Your objective. Identify and copy all lines of the material where the string "result" is found.

###

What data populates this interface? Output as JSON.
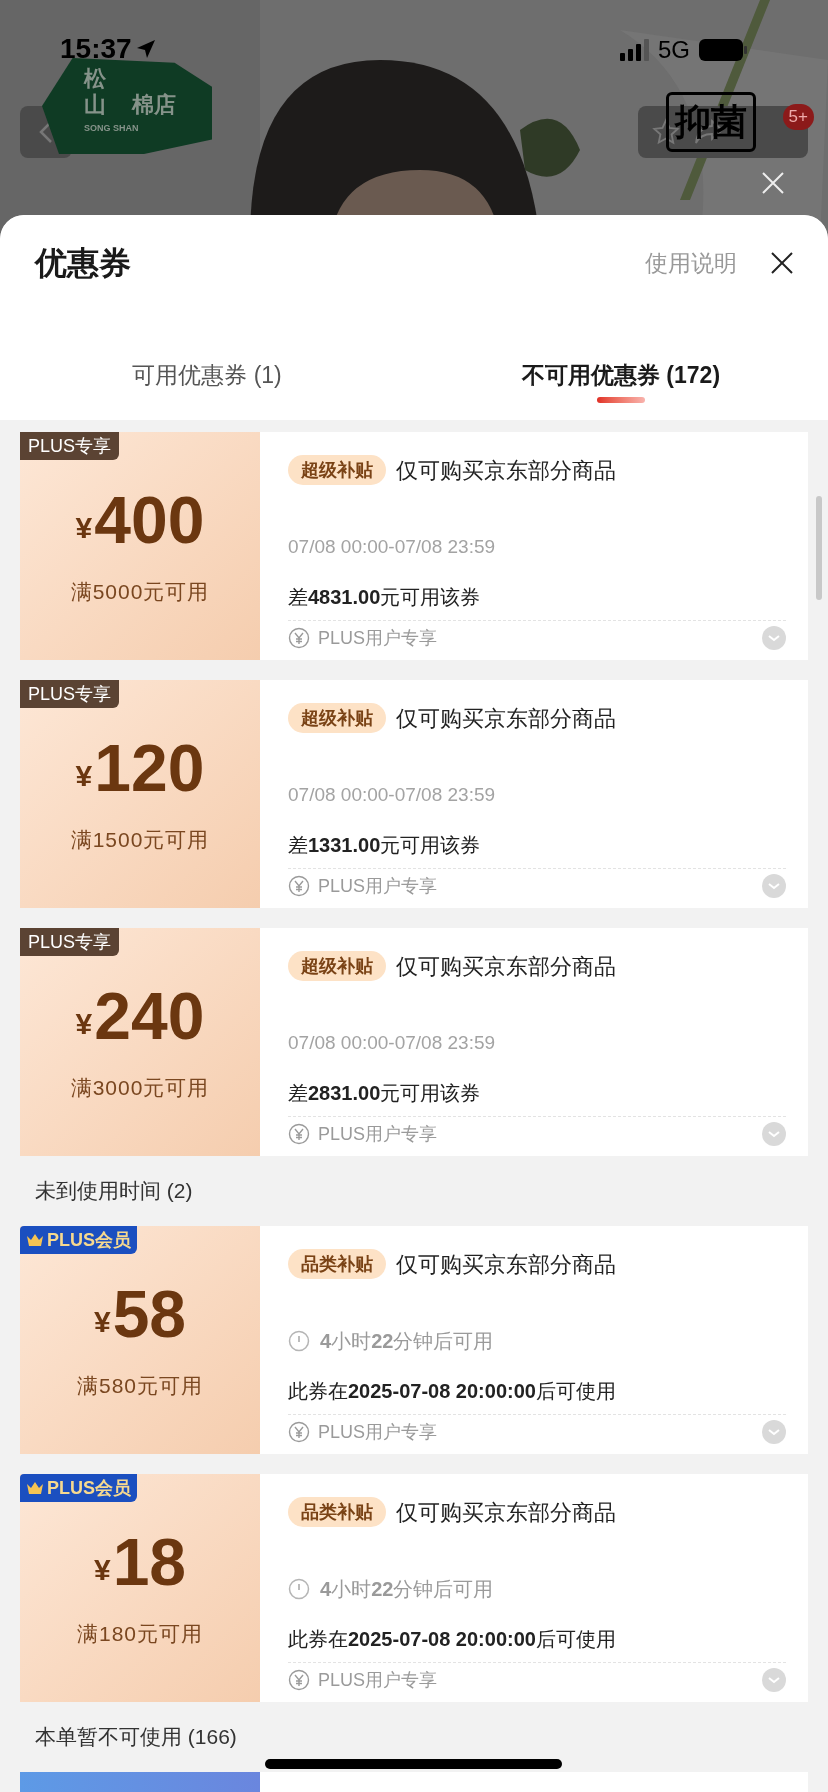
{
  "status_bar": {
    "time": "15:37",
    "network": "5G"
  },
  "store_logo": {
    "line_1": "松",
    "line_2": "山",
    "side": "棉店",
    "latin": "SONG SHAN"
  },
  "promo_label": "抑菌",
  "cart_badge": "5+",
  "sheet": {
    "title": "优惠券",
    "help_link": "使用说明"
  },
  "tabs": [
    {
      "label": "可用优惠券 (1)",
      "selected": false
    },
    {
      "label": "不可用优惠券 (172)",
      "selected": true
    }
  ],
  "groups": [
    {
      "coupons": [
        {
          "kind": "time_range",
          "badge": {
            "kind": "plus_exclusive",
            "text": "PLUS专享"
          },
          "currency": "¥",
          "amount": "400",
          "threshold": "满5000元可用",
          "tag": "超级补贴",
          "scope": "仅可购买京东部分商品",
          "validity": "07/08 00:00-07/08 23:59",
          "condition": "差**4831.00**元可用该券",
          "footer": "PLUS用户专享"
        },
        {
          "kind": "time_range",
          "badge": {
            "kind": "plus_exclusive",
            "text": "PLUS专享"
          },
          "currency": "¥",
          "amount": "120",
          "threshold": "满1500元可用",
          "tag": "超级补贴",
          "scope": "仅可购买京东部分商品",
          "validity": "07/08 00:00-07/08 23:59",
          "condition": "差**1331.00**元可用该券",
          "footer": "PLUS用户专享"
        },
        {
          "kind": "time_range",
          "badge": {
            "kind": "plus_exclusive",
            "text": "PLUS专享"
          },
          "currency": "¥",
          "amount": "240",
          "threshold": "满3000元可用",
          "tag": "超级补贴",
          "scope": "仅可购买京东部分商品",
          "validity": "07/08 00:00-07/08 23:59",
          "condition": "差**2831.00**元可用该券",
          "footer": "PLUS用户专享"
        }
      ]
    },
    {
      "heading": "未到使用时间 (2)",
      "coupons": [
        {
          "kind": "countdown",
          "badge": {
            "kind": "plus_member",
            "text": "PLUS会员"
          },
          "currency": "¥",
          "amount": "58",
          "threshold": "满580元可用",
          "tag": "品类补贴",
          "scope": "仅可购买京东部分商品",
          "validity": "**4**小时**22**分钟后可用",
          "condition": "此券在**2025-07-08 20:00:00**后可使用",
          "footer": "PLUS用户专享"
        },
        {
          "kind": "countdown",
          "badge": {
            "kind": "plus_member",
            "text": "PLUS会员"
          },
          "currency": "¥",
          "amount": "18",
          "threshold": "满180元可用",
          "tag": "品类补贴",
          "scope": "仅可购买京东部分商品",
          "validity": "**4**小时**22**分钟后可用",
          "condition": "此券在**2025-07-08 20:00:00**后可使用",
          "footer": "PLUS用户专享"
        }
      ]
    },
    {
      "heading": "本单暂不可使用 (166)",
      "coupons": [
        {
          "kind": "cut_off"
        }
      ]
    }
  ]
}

###

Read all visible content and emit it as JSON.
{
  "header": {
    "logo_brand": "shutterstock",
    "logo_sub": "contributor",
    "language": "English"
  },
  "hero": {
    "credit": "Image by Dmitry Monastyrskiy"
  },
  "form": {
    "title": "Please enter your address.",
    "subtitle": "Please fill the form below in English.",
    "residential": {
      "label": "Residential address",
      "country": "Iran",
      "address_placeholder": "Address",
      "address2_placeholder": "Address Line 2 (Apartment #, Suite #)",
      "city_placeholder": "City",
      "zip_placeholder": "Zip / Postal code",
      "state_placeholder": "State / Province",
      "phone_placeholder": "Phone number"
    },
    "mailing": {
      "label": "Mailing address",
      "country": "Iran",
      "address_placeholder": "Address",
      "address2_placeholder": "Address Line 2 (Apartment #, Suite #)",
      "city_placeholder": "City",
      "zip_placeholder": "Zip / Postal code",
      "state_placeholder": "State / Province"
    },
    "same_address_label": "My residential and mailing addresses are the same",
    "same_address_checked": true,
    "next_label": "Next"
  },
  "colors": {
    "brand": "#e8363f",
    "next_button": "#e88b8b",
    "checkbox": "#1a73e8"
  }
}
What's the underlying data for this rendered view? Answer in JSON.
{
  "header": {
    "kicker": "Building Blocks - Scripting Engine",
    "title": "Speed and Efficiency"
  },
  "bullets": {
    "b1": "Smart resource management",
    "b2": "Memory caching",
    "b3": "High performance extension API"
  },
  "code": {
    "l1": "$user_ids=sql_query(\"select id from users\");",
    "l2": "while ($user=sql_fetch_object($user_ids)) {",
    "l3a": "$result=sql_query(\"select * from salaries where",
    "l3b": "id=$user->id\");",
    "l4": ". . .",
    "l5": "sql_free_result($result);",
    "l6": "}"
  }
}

###

Written answer.
    "l3a": "$result=sql_query(\"select * from salaries where",
    "l5": "sql_free_result($result);",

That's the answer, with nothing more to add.